→ **WHAT YOU HAVE TO DO**
Copy out the lines that have "Career" in them.

## START DATASET CONTENT

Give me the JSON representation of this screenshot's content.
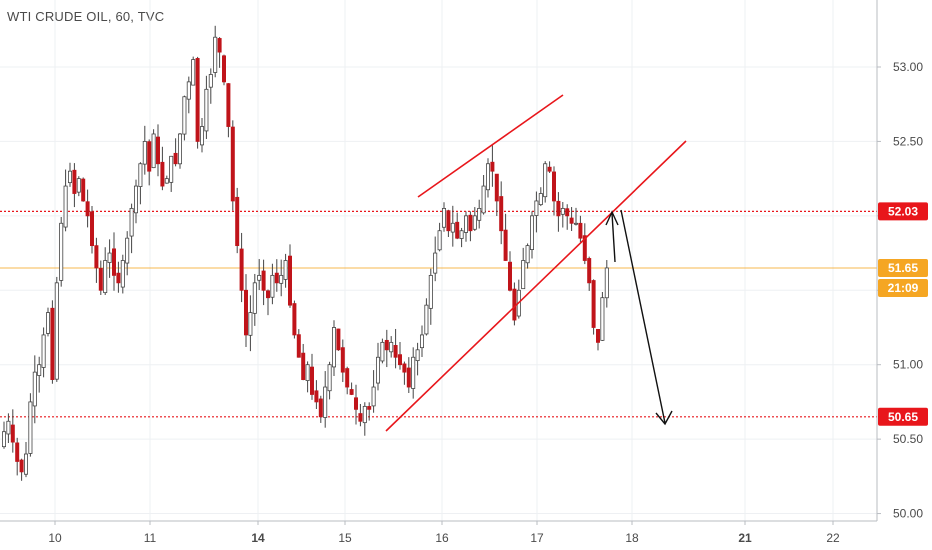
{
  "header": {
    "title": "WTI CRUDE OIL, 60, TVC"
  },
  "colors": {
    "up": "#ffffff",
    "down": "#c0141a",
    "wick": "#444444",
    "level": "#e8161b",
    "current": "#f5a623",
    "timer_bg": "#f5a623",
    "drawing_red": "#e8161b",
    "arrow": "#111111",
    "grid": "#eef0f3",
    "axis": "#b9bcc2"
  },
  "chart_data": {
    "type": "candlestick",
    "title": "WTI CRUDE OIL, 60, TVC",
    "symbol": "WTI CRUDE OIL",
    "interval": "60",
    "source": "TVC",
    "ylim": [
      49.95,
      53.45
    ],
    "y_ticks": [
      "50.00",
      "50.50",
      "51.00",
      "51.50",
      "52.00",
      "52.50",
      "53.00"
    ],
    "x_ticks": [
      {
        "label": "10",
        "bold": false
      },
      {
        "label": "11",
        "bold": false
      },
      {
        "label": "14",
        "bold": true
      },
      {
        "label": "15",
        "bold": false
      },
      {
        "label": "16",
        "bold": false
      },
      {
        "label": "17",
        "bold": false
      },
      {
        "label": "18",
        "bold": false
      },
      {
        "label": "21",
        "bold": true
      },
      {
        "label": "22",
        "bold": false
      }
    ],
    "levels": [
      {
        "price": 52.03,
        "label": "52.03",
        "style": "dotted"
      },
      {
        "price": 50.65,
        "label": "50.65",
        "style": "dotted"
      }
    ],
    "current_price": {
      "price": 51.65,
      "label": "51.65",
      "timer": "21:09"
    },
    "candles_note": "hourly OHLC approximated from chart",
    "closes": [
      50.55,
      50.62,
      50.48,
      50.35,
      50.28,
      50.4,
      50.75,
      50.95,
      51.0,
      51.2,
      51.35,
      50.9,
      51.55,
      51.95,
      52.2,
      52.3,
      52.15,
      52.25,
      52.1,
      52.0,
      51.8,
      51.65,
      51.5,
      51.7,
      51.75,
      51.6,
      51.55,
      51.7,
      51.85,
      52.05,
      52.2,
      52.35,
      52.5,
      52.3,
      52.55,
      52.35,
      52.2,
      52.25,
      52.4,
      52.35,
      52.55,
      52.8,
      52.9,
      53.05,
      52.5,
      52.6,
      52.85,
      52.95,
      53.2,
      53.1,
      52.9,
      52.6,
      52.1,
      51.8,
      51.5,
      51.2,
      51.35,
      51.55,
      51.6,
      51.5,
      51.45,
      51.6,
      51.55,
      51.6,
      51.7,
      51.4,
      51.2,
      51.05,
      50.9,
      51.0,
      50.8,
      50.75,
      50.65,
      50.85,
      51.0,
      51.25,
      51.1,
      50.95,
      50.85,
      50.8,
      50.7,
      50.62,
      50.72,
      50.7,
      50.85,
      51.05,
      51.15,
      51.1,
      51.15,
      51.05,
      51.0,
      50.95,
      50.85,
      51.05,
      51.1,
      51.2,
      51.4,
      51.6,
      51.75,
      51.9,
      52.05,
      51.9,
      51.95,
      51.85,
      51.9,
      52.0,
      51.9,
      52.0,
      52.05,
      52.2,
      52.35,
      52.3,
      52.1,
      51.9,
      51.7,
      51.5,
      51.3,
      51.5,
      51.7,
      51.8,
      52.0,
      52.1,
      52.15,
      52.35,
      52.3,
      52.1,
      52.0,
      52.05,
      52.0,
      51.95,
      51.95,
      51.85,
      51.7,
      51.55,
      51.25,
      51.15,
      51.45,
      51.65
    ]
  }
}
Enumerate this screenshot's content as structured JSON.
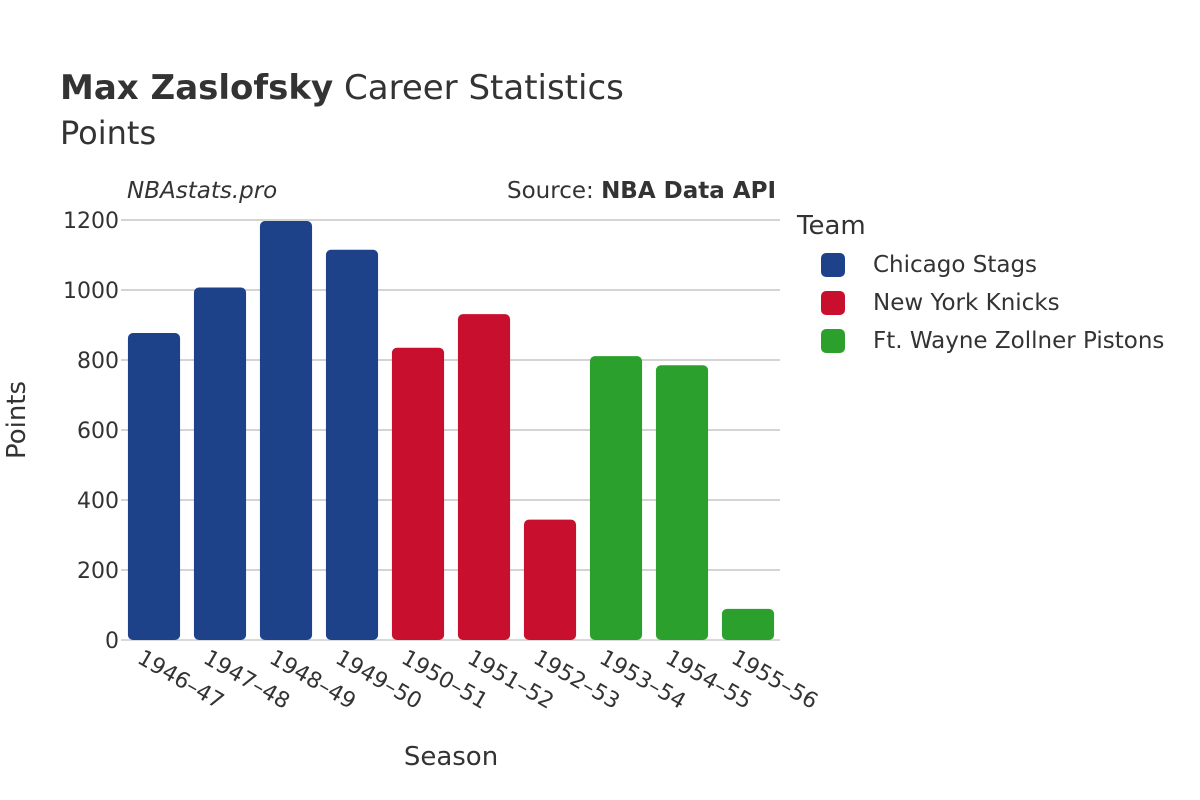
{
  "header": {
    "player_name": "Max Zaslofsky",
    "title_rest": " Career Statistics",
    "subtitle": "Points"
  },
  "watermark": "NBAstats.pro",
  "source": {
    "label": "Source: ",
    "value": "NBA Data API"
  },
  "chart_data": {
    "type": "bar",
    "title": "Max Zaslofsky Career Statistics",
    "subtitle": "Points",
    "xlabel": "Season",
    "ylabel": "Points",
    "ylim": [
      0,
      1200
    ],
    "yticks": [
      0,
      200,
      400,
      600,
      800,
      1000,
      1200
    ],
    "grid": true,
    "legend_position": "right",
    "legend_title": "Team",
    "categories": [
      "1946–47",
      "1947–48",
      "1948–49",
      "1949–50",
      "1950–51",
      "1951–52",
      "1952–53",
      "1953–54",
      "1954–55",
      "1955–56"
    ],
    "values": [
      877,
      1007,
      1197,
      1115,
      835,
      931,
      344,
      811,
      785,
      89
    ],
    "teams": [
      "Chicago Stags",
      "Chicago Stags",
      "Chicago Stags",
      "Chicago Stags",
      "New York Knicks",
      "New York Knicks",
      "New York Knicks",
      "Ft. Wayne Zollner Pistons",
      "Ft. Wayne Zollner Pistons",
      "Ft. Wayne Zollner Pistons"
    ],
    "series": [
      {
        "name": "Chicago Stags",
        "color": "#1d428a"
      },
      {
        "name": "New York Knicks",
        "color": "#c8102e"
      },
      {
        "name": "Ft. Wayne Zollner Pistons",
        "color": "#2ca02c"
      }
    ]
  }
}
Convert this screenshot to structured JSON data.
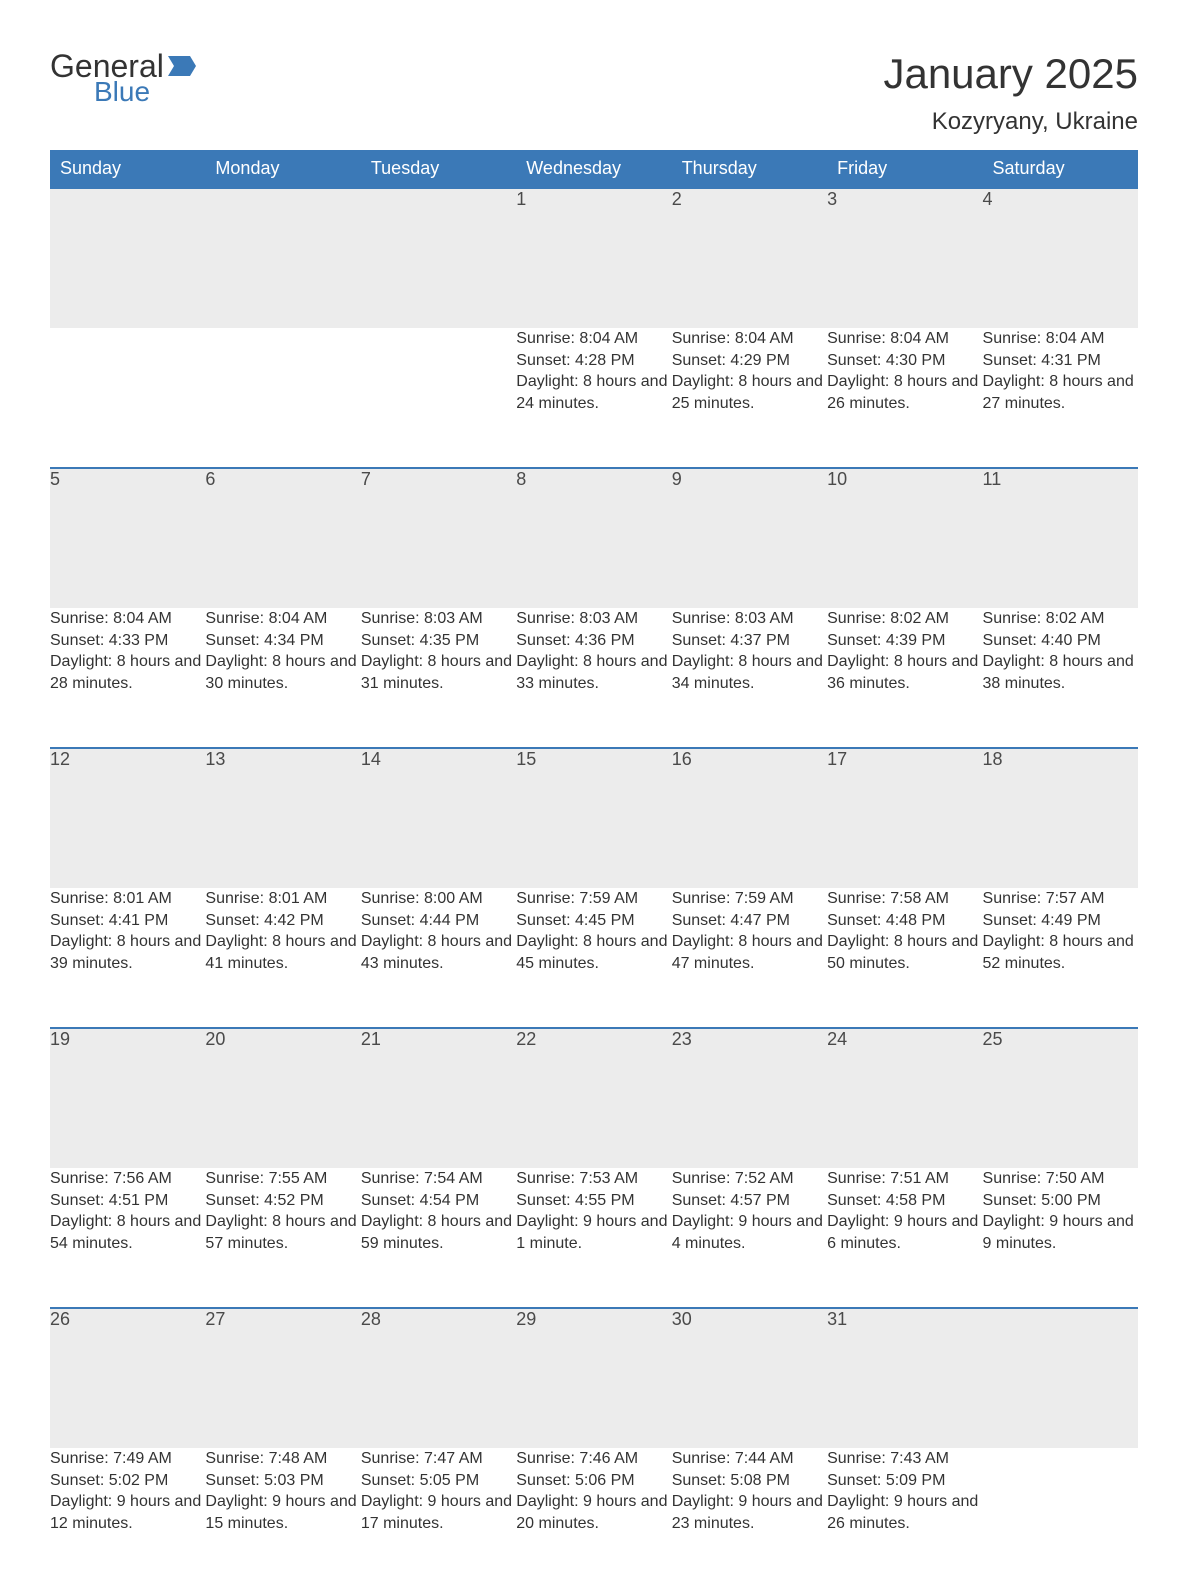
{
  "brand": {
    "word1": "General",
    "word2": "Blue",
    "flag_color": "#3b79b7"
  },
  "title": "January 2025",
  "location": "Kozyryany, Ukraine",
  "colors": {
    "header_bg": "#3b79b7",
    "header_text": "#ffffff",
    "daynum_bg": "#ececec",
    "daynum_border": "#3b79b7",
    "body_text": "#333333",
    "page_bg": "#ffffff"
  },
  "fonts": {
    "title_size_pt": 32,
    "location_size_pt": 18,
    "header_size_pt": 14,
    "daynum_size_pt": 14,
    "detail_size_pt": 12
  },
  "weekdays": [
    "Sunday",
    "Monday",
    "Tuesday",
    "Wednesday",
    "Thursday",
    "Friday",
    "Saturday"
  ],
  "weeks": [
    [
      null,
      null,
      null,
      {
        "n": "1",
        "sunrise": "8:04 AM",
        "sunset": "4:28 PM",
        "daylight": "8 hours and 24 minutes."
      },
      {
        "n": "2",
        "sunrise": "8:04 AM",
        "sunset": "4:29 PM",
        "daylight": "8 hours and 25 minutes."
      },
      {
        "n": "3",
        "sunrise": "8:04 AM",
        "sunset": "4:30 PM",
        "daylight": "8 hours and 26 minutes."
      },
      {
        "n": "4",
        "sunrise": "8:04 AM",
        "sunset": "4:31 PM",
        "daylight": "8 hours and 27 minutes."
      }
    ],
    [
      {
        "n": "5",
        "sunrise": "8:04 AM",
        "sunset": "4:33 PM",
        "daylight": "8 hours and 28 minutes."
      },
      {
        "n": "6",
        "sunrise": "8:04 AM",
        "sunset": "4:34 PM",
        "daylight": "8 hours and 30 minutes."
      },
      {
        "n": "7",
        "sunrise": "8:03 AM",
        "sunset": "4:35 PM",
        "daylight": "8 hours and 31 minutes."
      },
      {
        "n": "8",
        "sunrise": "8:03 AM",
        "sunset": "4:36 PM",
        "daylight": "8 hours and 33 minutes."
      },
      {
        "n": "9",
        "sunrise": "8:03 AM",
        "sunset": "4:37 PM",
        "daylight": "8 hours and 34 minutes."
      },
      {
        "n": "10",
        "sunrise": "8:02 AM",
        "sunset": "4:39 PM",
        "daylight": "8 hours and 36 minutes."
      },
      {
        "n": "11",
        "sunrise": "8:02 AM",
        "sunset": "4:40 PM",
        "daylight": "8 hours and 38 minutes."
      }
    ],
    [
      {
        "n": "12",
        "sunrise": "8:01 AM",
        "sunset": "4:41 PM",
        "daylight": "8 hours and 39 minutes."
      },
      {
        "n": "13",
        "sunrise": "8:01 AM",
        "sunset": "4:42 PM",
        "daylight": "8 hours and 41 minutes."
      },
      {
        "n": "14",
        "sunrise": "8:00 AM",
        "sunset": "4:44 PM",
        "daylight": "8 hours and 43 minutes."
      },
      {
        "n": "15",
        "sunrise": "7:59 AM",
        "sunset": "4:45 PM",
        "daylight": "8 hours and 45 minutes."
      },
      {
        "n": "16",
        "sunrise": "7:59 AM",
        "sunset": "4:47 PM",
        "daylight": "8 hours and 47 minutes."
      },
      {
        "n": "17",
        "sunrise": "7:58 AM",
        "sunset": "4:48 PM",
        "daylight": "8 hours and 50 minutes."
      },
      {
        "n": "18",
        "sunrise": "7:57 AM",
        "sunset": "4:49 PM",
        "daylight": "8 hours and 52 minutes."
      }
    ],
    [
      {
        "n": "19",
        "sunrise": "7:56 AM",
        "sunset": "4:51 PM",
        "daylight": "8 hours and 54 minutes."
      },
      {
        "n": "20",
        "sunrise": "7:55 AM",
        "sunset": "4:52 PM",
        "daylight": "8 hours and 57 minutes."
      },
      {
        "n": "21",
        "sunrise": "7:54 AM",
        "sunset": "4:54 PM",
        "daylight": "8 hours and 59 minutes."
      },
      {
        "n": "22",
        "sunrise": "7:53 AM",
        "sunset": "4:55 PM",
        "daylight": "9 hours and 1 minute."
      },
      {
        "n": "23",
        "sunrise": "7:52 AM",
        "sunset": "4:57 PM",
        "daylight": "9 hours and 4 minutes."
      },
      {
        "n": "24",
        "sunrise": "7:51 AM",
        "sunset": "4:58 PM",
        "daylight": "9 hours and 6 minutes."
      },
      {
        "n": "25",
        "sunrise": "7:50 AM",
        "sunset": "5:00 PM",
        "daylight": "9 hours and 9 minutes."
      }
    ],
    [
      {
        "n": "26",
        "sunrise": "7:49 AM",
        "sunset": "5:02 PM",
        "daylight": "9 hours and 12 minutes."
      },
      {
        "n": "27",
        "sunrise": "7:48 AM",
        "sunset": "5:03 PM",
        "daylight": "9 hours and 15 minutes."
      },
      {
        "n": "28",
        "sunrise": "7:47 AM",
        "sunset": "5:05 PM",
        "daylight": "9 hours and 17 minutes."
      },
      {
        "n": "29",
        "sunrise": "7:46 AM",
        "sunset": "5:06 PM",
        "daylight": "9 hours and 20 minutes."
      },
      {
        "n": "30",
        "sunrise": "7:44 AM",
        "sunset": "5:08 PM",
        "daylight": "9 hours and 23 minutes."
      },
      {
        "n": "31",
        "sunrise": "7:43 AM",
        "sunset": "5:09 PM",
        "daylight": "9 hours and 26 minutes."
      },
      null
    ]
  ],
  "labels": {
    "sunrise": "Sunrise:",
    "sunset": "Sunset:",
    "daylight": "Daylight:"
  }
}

## END DATASET CONTENT

→ **ANSWER FOR THIS EXERCISE**
    "title_rest": " Career Statistics",
    "title": "Max Zaslofsky Career Statistics",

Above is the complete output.